● **Aim**
Scan the data beneath this task and copy each line that includes "تقدم".

● **Data**
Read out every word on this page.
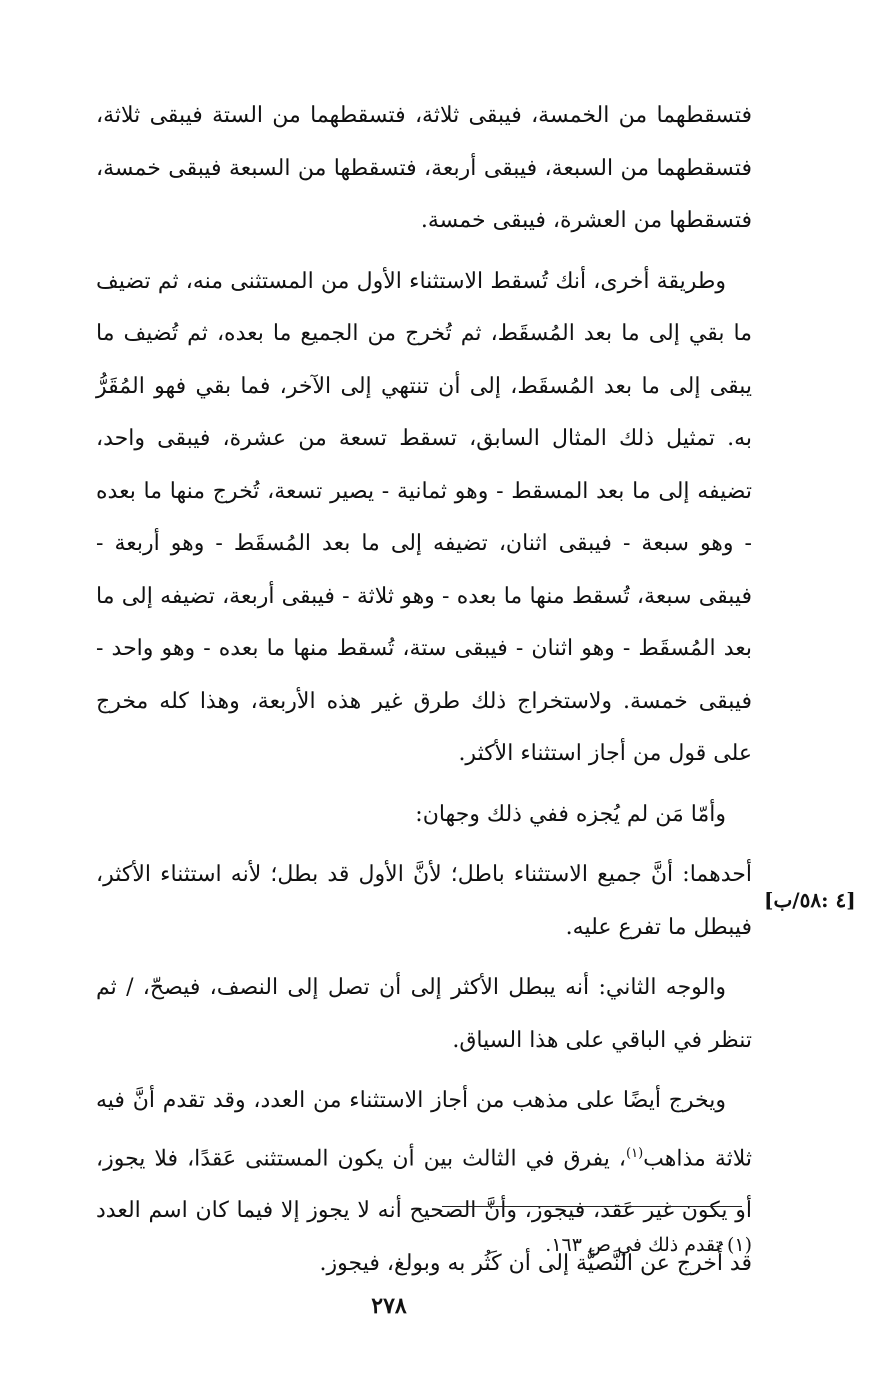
فتسقطهما من الخمسة، فيبقى ثلاثة، فتسقطهما من الستة فيبقى ثلاثة، فتسقطهما من السبعة، فيبقى أربعة، فتسقطها من السبعة فيبقى خمسة، فتسقطها من العشرة، فيبقى خمسة.

وطريقة أخرى، أنك تُسقط الاستثناء الأول من المستثنى منه، ثم تضيف ما بقي إلى ما بعد المُسقَط، ثم تُخرج من الجميع ما بعده، ثم تُضيف ما يبقى إلى ما بعد المُسقَط، إلى أن تنتهي إلى الآخر، فما بقي فهو المُقَرُّ به. تمثيل ذلك المثال السابق، تسقط تسعة من عشرة، فيبقى واحد، تضيفه إلى ما بعد المسقط - وهو ثمانية - يصير تسعة، تُخرج منها ما بعده - وهو سبعة - فيبقى اثنان، تضيفه إلى ما بعد المُسقَط - وهو أربعة - فيبقى سبعة، تُسقط منها ما بعده - وهو ثلاثة - فيبقى أربعة، تضيفه إلى ما بعد المُسقَط - وهو اثنان - فيبقى ستة، تُسقط منها ما بعده - وهو واحد - فيبقى خمسة. ولاستخراج ذلك طرق غير هذه الأربعة، وهذا كله مخرج على قول من أجاز استثناء الأكثر.

وأمّا مَن لم يُجزه ففي ذلك وجهان:

أحدهما: أنَّ جميع الاستثناء باطل؛ لأنَّ الأول قد بطل؛ لأنه استثناء الأكثر، فيبطل ما تفرع عليه.

والوجه الثاني: أنه يبطل الأكثر إلى أن تصل إلى النصف، فيصحّ، / ثم تنظر في الباقي على هذا السياق.

ويخرج أيضًا على مذهب من أجاز الاستثناء من العدد، وقد تقدم أنَّ فيه ثلاثة مذاهب$^{(١)}$، يفرق في الثالث بين أن يكون المستثنى عَقدًا، فلا يجوز، أو يكون غير عَقد، فيجوز، وأنَّ الصحيح أنه لا يجوز إلا فيما كان اسم العدد قد أُخرج عن النَّصيَّة إلى أن كَثُر به وبولغ، فيجوز.

[٤ :٥٨/ب]
(١) تقدم ذلك في ص ١٦٣.
٢٧٨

● **In response**
ويخرج أيضًا على مذهب من أجاز الاستثناء من العدد، وقد تقدم أنَّ فيه ثلاثة مذاهب$^{(١)}$، يفرق في الثالث بين أن يكون المستثنى عَقدًا، فلا يجوز، أو يكون غير عَقد، فيجوز، وأنَّ الصحيح أنه لا يجوز إلا فيما كان اسم العدد قد أُخرج عن النَّصيَّة إلى أن كَثُر به وبولغ، فيجوز.
(١) تقدم ذلك في ص ١٦٣.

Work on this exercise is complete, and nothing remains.